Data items

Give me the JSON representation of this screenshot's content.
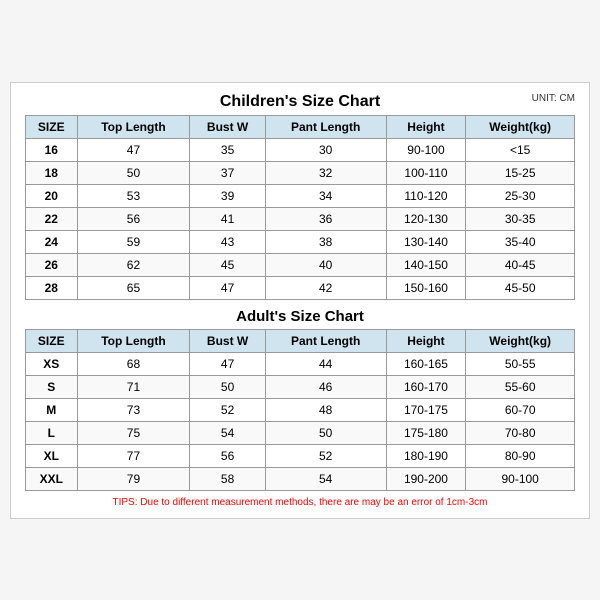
{
  "page": {
    "title": "Children's Size Chart",
    "unit": "UNIT: CM",
    "adult_title": "Adult's Size Chart",
    "tips": "TIPS: Due to different measurement methods, there are may be an error of 1cm-3cm",
    "children_headers": [
      "SIZE",
      "Top Length",
      "Bust W",
      "Pant Length",
      "Height",
      "Weight(kg)"
    ],
    "adult_headers": [
      "SIZE",
      "Top Length",
      "Bust W",
      "Pant Length",
      "Height",
      "Weight(kg)"
    ],
    "children_rows": [
      [
        "16",
        "47",
        "35",
        "30",
        "90-100",
        "<15"
      ],
      [
        "18",
        "50",
        "37",
        "32",
        "100-110",
        "15-25"
      ],
      [
        "20",
        "53",
        "39",
        "34",
        "110-120",
        "25-30"
      ],
      [
        "22",
        "56",
        "41",
        "36",
        "120-130",
        "30-35"
      ],
      [
        "24",
        "59",
        "43",
        "38",
        "130-140",
        "35-40"
      ],
      [
        "26",
        "62",
        "45",
        "40",
        "140-150",
        "40-45"
      ],
      [
        "28",
        "65",
        "47",
        "42",
        "150-160",
        "45-50"
      ]
    ],
    "adult_rows": [
      [
        "XS",
        "68",
        "47",
        "44",
        "160-165",
        "50-55"
      ],
      [
        "S",
        "71",
        "50",
        "46",
        "160-170",
        "55-60"
      ],
      [
        "M",
        "73",
        "52",
        "48",
        "170-175",
        "60-70"
      ],
      [
        "L",
        "75",
        "54",
        "50",
        "175-180",
        "70-80"
      ],
      [
        "XL",
        "77",
        "56",
        "52",
        "180-190",
        "80-90"
      ],
      [
        "XXL",
        "79",
        "58",
        "54",
        "190-200",
        "90-100"
      ]
    ]
  }
}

Exercise directions: Identify and extract each line of the listing that contains "Chart".

Complete response:
    "title": "Children's Size Chart",
    "adult_title": "Adult's Size Chart",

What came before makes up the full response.